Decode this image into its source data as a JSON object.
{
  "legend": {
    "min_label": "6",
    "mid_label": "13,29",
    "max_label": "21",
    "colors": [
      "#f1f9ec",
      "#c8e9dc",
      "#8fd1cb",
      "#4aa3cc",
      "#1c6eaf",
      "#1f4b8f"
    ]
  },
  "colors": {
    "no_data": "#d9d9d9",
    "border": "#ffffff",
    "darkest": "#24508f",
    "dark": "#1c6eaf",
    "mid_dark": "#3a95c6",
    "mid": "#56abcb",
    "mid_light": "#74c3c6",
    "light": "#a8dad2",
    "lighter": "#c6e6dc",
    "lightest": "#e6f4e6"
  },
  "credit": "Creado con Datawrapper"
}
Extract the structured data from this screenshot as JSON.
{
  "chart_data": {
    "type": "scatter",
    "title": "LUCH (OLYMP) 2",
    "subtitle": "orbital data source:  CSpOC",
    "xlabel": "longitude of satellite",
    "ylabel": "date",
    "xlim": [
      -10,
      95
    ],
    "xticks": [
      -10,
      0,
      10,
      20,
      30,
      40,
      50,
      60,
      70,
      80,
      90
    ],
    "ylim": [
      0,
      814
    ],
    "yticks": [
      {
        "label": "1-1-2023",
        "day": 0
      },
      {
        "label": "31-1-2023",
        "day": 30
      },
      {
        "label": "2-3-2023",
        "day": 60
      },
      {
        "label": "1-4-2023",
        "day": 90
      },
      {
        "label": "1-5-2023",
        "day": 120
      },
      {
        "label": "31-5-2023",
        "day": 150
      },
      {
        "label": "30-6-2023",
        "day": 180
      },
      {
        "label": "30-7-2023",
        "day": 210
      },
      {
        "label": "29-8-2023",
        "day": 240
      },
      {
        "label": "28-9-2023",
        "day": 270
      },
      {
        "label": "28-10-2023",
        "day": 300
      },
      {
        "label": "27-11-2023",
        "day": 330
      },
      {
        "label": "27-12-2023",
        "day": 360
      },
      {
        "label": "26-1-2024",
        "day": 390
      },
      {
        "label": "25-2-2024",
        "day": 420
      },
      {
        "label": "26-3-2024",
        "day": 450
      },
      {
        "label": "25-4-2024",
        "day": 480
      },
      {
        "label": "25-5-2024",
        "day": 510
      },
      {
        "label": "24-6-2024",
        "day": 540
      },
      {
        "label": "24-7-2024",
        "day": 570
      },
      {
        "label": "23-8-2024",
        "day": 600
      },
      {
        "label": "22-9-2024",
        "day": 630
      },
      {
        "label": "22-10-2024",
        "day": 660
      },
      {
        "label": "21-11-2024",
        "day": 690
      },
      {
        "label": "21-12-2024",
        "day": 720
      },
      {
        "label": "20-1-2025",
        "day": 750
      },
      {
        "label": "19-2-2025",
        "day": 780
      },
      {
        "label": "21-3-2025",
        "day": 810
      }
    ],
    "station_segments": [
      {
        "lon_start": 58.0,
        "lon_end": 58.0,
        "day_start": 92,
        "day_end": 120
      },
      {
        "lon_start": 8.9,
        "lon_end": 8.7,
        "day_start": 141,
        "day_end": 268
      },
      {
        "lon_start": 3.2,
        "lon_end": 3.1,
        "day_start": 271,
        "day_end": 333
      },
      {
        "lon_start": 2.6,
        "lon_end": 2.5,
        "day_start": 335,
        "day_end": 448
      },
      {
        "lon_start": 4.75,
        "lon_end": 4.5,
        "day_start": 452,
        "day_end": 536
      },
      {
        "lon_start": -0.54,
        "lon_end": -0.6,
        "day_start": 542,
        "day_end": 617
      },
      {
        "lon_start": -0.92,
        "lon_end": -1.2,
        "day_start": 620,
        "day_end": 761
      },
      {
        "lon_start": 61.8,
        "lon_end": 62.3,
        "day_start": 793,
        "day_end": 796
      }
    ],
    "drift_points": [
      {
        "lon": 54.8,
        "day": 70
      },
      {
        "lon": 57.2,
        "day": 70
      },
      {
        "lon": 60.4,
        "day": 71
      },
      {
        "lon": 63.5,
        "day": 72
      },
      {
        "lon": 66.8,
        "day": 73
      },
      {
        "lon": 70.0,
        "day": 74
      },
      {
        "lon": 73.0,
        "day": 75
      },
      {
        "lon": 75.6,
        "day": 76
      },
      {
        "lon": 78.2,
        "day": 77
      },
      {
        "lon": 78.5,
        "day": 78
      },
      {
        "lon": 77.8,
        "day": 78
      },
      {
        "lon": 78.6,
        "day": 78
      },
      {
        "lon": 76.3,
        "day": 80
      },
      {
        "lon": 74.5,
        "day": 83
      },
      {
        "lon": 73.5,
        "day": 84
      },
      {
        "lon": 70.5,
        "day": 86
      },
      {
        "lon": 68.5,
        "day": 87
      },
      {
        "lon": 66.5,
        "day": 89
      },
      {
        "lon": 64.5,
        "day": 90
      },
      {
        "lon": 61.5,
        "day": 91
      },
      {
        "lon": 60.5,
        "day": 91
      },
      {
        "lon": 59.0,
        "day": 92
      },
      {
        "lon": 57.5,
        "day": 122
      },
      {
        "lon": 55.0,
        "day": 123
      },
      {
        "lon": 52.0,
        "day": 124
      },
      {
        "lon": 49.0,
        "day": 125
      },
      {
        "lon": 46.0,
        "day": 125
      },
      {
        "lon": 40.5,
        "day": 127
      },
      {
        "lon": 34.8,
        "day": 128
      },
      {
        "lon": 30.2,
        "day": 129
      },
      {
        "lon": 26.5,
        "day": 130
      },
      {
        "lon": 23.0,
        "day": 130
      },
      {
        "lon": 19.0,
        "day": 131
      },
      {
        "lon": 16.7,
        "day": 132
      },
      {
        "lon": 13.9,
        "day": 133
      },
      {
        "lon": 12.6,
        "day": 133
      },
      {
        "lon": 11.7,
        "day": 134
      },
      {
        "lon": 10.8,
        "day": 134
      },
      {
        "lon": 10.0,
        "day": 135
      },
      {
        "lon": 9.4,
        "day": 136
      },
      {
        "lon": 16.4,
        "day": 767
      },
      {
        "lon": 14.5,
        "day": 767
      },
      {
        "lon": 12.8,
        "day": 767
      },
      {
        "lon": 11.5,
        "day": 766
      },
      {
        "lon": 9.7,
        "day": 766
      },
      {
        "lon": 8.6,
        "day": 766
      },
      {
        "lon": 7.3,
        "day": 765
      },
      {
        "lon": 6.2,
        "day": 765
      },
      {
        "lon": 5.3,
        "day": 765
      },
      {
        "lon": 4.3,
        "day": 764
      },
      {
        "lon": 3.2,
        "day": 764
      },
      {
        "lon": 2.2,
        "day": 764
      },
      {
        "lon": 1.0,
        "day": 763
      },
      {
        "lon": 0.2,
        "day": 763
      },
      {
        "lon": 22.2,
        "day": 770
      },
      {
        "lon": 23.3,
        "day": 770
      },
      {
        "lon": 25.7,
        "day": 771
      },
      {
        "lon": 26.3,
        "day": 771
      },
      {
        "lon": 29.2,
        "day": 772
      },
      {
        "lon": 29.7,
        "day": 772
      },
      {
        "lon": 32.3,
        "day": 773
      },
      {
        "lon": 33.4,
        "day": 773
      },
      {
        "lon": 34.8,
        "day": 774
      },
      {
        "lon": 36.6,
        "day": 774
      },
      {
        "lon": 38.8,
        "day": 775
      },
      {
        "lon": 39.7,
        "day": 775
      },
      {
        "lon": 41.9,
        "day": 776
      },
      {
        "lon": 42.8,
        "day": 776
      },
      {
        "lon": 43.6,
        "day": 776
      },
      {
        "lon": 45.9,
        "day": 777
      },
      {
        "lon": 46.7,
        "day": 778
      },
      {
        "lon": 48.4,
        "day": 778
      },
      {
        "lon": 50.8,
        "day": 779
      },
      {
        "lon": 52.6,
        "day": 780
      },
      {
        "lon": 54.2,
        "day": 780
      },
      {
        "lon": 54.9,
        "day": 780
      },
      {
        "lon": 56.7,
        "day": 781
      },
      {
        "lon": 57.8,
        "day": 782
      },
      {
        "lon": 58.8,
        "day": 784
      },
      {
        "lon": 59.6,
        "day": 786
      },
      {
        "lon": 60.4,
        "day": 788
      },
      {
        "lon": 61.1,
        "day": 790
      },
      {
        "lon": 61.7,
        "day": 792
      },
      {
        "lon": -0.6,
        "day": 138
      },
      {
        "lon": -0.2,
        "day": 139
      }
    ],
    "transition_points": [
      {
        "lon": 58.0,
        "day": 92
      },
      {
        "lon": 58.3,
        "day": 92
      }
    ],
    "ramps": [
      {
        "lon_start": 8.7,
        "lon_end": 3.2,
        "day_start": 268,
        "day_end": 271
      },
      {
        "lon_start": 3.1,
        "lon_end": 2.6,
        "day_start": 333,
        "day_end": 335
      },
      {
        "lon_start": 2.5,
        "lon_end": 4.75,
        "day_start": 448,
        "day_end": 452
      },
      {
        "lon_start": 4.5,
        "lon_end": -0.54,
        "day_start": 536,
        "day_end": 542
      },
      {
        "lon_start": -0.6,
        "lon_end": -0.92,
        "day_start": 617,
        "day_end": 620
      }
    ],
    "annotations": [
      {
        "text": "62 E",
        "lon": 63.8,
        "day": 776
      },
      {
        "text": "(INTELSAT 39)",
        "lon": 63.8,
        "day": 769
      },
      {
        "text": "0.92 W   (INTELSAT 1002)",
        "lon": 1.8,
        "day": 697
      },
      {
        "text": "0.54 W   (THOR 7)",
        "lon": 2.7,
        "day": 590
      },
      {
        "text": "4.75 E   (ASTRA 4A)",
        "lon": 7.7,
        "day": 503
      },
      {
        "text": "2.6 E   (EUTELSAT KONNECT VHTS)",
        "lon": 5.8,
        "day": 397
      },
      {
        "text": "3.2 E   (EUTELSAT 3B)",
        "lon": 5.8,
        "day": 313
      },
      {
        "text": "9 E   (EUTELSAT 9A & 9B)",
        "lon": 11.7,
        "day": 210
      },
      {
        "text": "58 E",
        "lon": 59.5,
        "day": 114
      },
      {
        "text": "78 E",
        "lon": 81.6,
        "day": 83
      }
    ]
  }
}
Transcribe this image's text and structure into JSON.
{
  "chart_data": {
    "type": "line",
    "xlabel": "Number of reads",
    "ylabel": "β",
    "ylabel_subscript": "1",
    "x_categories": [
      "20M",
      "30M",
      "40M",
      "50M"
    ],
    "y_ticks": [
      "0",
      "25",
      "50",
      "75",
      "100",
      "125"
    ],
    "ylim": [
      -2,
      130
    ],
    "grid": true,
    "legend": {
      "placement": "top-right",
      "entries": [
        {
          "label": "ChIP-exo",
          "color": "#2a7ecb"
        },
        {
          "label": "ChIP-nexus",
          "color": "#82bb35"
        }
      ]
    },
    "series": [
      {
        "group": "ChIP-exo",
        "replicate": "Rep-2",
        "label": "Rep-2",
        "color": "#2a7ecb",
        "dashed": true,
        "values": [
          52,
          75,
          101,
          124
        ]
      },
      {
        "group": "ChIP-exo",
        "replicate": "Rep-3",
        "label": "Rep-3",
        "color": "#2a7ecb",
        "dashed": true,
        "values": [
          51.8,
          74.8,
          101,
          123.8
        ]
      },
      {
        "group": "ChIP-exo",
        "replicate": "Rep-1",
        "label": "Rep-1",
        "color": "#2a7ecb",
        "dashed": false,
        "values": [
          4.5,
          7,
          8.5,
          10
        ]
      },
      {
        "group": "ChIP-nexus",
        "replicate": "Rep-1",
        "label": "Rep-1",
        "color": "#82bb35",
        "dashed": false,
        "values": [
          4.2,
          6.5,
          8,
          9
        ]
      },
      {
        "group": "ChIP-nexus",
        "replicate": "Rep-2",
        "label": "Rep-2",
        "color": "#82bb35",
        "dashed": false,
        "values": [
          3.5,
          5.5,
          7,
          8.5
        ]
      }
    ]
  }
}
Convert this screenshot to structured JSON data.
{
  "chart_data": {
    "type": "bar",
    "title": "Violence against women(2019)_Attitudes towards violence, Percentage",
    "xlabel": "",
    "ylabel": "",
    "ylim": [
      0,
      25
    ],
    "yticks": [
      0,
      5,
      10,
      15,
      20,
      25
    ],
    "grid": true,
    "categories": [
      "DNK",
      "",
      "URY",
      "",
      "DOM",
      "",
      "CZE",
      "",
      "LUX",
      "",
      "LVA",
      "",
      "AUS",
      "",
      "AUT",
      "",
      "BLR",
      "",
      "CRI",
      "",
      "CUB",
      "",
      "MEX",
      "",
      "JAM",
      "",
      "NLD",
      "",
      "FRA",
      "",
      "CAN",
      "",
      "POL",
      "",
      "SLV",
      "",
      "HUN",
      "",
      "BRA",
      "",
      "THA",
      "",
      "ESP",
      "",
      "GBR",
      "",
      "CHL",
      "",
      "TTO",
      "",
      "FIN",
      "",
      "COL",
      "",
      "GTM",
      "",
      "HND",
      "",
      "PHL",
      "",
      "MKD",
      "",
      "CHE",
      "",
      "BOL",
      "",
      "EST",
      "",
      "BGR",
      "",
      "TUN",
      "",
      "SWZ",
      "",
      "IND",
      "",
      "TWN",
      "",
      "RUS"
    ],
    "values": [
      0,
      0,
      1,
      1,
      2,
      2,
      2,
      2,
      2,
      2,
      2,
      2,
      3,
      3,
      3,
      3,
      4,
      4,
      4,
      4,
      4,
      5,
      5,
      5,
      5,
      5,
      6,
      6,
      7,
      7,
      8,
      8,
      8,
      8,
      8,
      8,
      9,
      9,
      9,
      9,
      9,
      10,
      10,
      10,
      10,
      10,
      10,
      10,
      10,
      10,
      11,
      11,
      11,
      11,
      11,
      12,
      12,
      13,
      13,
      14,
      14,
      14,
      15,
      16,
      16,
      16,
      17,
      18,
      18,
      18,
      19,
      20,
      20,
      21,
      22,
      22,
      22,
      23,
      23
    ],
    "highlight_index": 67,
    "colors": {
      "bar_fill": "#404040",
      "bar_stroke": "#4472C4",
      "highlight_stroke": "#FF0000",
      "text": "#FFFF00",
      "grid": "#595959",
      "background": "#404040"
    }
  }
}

What is needed:
From the listing above, copy all lines holding the word "structured".

The solution:
Extract the structured data from this screenshot as JSON.
Convert this screenshot to structured JSON data.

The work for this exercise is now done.